[Chart and figure data]

________________

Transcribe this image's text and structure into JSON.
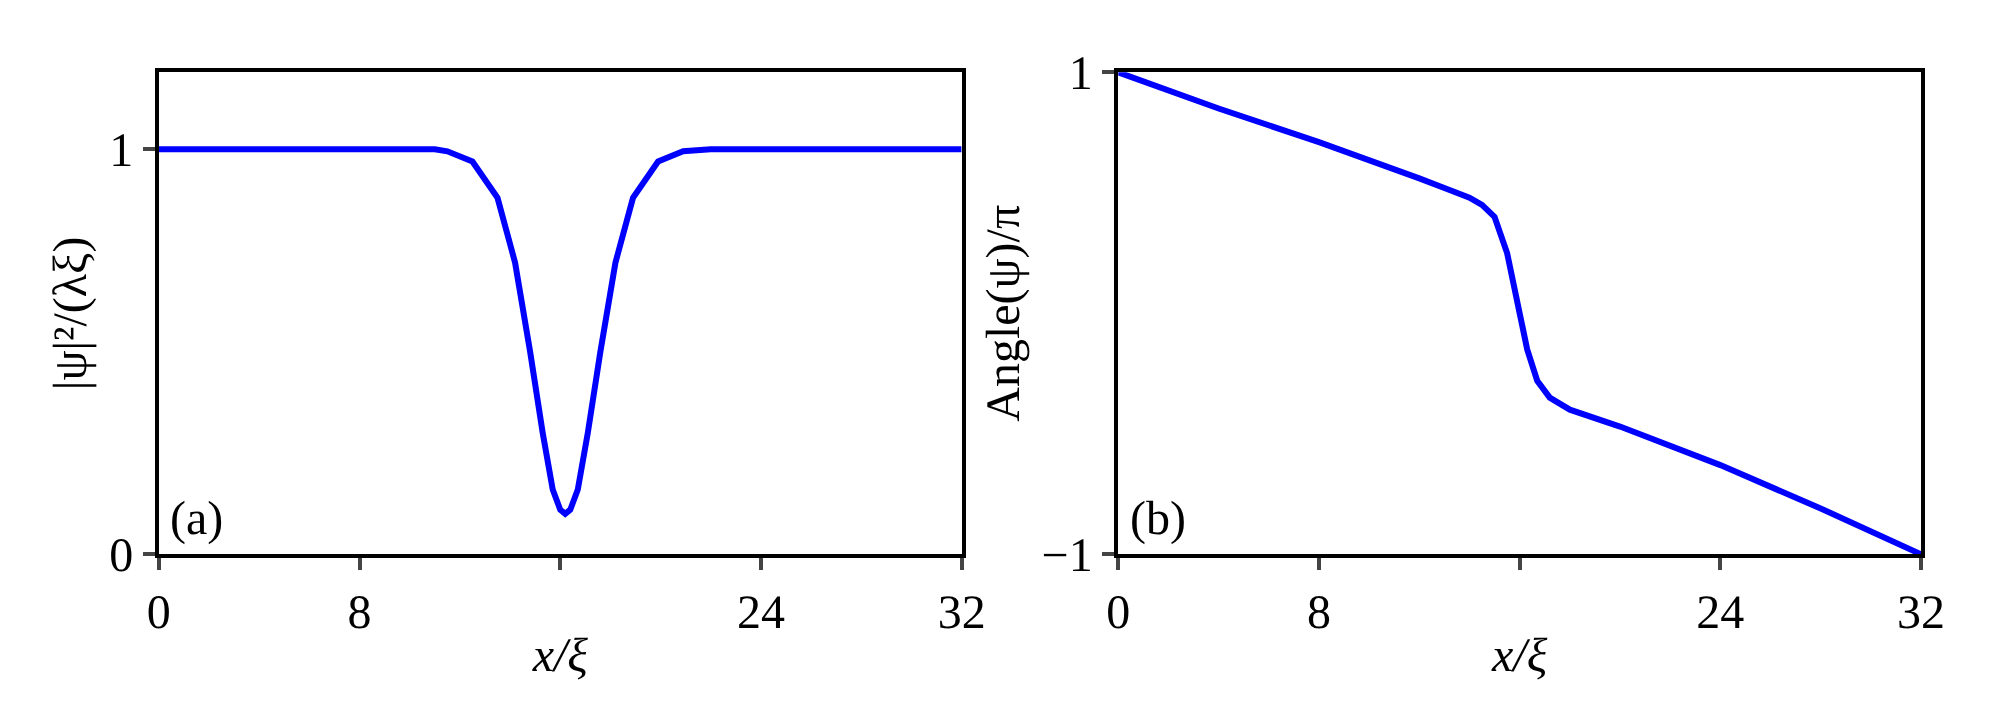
{
  "chart_data": [
    {
      "type": "line",
      "xlabel": "x/ξ",
      "ylabel": "|ψ|²/(λξ)",
      "annotations": [
        "(a)"
      ],
      "xlim": [
        0,
        32
      ],
      "ylim": [
        0,
        1.19
      ],
      "xticks": [
        0,
        8,
        {
          "value": 16,
          "label": null
        },
        24,
        32
      ],
      "yticks": [
        0,
        1
      ],
      "series": [
        {
          "color": "#0000ff",
          "x": [
            0,
            4,
            8,
            11,
            11.5,
            12.5,
            13.5,
            14.2,
            14.8,
            15.3,
            15.7,
            16.0,
            16.2,
            16.4,
            16.7,
            17.1,
            17.6,
            18.2,
            18.9,
            19.9,
            20.9,
            22,
            26,
            32
          ],
          "values": [
            1,
            1,
            1,
            1,
            0.995,
            0.97,
            0.88,
            0.72,
            0.5,
            0.3,
            0.16,
            0.11,
            0.1,
            0.11,
            0.16,
            0.3,
            0.5,
            0.72,
            0.88,
            0.97,
            0.995,
            1,
            1,
            1
          ]
        }
      ]
    },
    {
      "type": "line",
      "xlabel": "x/ξ",
      "ylabel": "Angle(ψ)/π",
      "annotations": [
        "(b)"
      ],
      "xlim": [
        0,
        32
      ],
      "ylim": [
        -1,
        1
      ],
      "xticks": [
        0,
        8,
        {
          "value": 16,
          "label": null
        },
        24,
        32
      ],
      "yticks": [
        {
          "value": -1,
          "label": "−1"
        },
        1
      ],
      "series": [
        {
          "color": "#0000ff",
          "x": [
            0,
            4,
            8,
            12,
            13,
            14,
            14.5,
            15,
            15.5,
            16,
            16.3,
            16.7,
            17.2,
            18,
            20,
            24,
            28,
            32
          ],
          "values": [
            1,
            0.85,
            0.71,
            0.56,
            0.52,
            0.48,
            0.45,
            0.4,
            0.25,
            0.0,
            -0.15,
            -0.28,
            -0.35,
            -0.4,
            -0.47,
            -0.63,
            -0.81,
            -1
          ]
        }
      ]
    }
  ]
}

________________

**Work to be completed:** Drop the images and quote the entries word for word.

**Completed exercise:**
Transcribe this image's text and structure into JSON.
{
  "chart_data": [
    {
      "type": "line",
      "xlabel": "x/ξ",
      "ylabel": "|ψ|²/(λξ)",
      "annotations": [
        "(a)"
      ],
      "xlim": [
        0,
        32
      ],
      "ylim": [
        0,
        1.19
      ],
      "xticks": [
        0,
        8,
        {
          "value": 16,
          "label": null
        },
        24,
        32
      ],
      "yticks": [
        0,
        1
      ],
      "series": [
        {
          "color": "#0000ff",
          "x": [
            0,
            4,
            8,
            11,
            11.5,
            12.5,
            13.5,
            14.2,
            14.8,
            15.3,
            15.7,
            16.0,
            16.2,
            16.4,
            16.7,
            17.1,
            17.6,
            18.2,
            18.9,
            19.9,
            20.9,
            22,
            26,
            32
          ],
          "values": [
            1,
            1,
            1,
            1,
            0.995,
            0.97,
            0.88,
            0.72,
            0.5,
            0.3,
            0.16,
            0.11,
            0.1,
            0.11,
            0.16,
            0.3,
            0.5,
            0.72,
            0.88,
            0.97,
            0.995,
            1,
            1,
            1
          ]
        }
      ]
    },
    {
      "type": "line",
      "xlabel": "x/ξ",
      "ylabel": "Angle(ψ)/π",
      "annotations": [
        "(b)"
      ],
      "xlim": [
        0,
        32
      ],
      "ylim": [
        -1,
        1
      ],
      "xticks": [
        0,
        8,
        {
          "value": 16,
          "label": null
        },
        24,
        32
      ],
      "yticks": [
        {
          "value": -1,
          "label": "−1"
        },
        1
      ],
      "series": [
        {
          "color": "#0000ff",
          "x": [
            0,
            4,
            8,
            12,
            13,
            14,
            14.5,
            15,
            15.5,
            16,
            16.3,
            16.7,
            17.2,
            18,
            20,
            24,
            28,
            32
          ],
          "values": [
            1,
            0.85,
            0.71,
            0.56,
            0.52,
            0.48,
            0.45,
            0.4,
            0.25,
            0.0,
            -0.15,
            -0.28,
            -0.35,
            -0.4,
            -0.47,
            -0.63,
            -0.81,
            -1
          ]
        }
      ]
    }
  ]
}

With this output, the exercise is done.